DATA SHOWN:
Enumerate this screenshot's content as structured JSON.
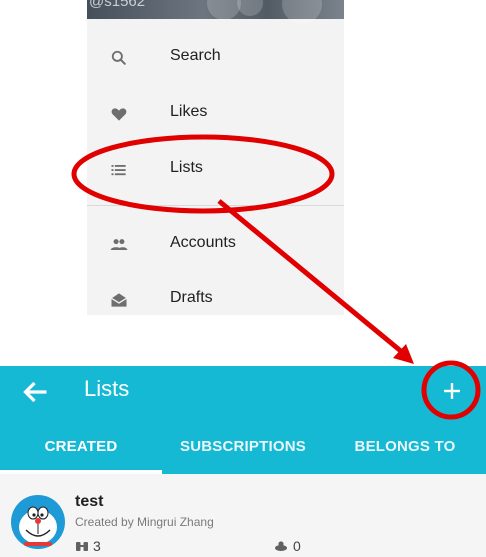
{
  "drawer": {
    "header_handle": "@s1562",
    "items": [
      {
        "label": "Search",
        "icon": "search-icon"
      },
      {
        "label": "Likes",
        "icon": "heart-icon"
      },
      {
        "label": "Lists",
        "icon": "list-icon"
      },
      {
        "label": "Accounts",
        "icon": "accounts-icon"
      },
      {
        "label": "Drafts",
        "icon": "drafts-icon"
      }
    ]
  },
  "lists_screen": {
    "title": "Lists",
    "tabs": [
      {
        "label": "CREATED",
        "selected": true
      },
      {
        "label": "SUBSCRIPTIONS",
        "selected": false
      },
      {
        "label": "BELONGS TO",
        "selected": false
      }
    ],
    "items": [
      {
        "name": "test",
        "created_by": "Created by Mingrui Zhang",
        "members": "3",
        "subscribers": "0"
      }
    ]
  },
  "colors": {
    "accent": "#16b9d4",
    "annotation": "#e00000"
  }
}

CHALLENGE:
Omitting all images, retype each line of the records precisely.

EXERCISE RESULT:
Enumerate this screenshot's content as structured JSON.
{
  "drawer": {
    "header_handle": "@s1562",
    "items": [
      {
        "label": "Search",
        "icon": "search-icon"
      },
      {
        "label": "Likes",
        "icon": "heart-icon"
      },
      {
        "label": "Lists",
        "icon": "list-icon"
      },
      {
        "label": "Accounts",
        "icon": "accounts-icon"
      },
      {
        "label": "Drafts",
        "icon": "drafts-icon"
      }
    ]
  },
  "lists_screen": {
    "title": "Lists",
    "tabs": [
      {
        "label": "CREATED",
        "selected": true
      },
      {
        "label": "SUBSCRIPTIONS",
        "selected": false
      },
      {
        "label": "BELONGS TO",
        "selected": false
      }
    ],
    "items": [
      {
        "name": "test",
        "created_by": "Created by Mingrui Zhang",
        "members": "3",
        "subscribers": "0"
      }
    ]
  },
  "colors": {
    "accent": "#16b9d4",
    "annotation": "#e00000"
  }
}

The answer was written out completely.